Source records:
● ● ●

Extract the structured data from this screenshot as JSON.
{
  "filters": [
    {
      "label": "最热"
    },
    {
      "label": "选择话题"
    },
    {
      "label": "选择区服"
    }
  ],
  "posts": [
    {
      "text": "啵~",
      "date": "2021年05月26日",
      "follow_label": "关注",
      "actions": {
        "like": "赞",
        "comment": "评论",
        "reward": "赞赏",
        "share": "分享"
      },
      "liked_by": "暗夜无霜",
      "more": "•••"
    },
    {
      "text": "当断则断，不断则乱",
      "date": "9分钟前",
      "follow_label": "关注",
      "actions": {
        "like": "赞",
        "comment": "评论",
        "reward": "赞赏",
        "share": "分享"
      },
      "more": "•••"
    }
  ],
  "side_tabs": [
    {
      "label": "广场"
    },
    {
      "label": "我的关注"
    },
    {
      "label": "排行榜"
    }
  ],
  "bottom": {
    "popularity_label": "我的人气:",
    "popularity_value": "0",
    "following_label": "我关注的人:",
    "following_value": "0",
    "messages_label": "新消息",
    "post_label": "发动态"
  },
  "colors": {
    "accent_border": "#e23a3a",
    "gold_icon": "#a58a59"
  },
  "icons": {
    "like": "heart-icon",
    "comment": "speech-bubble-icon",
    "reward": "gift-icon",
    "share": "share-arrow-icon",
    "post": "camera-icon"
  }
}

● ● ●

Stated problem: Reproduce all of the material above word for word.

Exercise answer:
Extract the structured data from this screenshot as JSON.
{
  "filters": [
    {
      "label": "最热"
    },
    {
      "label": "选择话题"
    },
    {
      "label": "选择区服"
    }
  ],
  "posts": [
    {
      "text": "啵~",
      "date": "2021年05月26日",
      "follow_label": "关注",
      "actions": {
        "like": "赞",
        "comment": "评论",
        "reward": "赞赏",
        "share": "分享"
      },
      "liked_by": "暗夜无霜",
      "more": "•••"
    },
    {
      "text": "当断则断，不断则乱",
      "date": "9分钟前",
      "follow_label": "关注",
      "actions": {
        "like": "赞",
        "comment": "评论",
        "reward": "赞赏",
        "share": "分享"
      },
      "more": "•••"
    }
  ],
  "side_tabs": [
    {
      "label": "广场"
    },
    {
      "label": "我的关注"
    },
    {
      "label": "排行榜"
    }
  ],
  "bottom": {
    "popularity_label": "我的人气:",
    "popularity_value": "0",
    "following_label": "我关注的人:",
    "following_value": "0",
    "messages_label": "新消息",
    "post_label": "发动态"
  },
  "colors": {
    "accent_border": "#e23a3a",
    "gold_icon": "#a58a59"
  },
  "icons": {
    "like": "heart-icon",
    "comment": "speech-bubble-icon",
    "reward": "gift-icon",
    "share": "share-arrow-icon",
    "post": "camera-icon"
  }
}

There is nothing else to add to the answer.